#### What you will do
The material below should be written out in full and exactly; pictures stay out of the copy.

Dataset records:

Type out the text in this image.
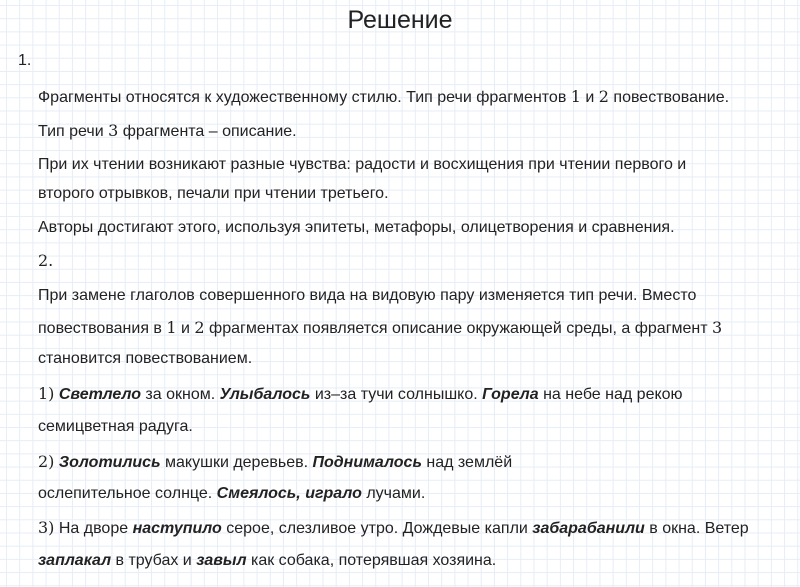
Решение
1.
Фрагменты относятся к художественному стилю. Тип речи фрагментов 1 и 2 повествование.
Тип речи 3 фрагмента – описание.
При их чтении возникают разные чувства: радости и восхищения при чтении первого и
второго отрывков, печали при чтении третьего.
Авторы достигают этого, используя эпитеты, метафоры, олицетворения и сравнения.
2.
При замене глаголов совершенного вида на видовую пару изменяется тип речи. Вместо
повествования в 1 и 2 фрагментах появляется описание окружающей среды, а фрагмент 3
становится повествованием.
1) Светлело за окном. Улыбалось из–за тучи солнышко. Горела на небе над рекою
семицветная радуга.
2) Золотились макушки деревьев. Поднималось над землёй
ослепительное солнце. Смеялось, играло лучами.
3) На дворе наступило серое, слезливое утро. Дождевые капли забарабанили в окна. Ветер
заплакал в трубах и завыл как собака, потерявшая хозяина.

#### The output
Type out the text in this image.
Решение
1.
Фрагменты относятся к художественному стилю. Тип речи фрагментов 1 и 2 повествование.
Тип речи 3 фрагмента – описание.
При их чтении возникают разные чувства: радости и восхищения при чтении первого и
второго отрывков, печали при чтении третьего.
Авторы достигают этого, используя эпитеты, метафоры, олицетворения и сравнения.
2.
При замене глаголов совершенного вида на видовую пару изменяется тип речи. Вместо
повествования в 1 и 2 фрагментах появляется описание окружающей среды, а фрагмент 3
становится повествованием.
1) Светлело за окном. Улыбалось из–за тучи солнышко. Горела на небе над рекою
семицветная радуга.
2) Золотились макушки деревьев. Поднималось над землёй
ослепительное солнце. Смеялось, играло лучами.
3) На дворе наступило серое, слезливое утро. Дождевые капли забарабанили в окна. Ветер
заплакал в трубах и завыл как собака, потерявшая хозяина.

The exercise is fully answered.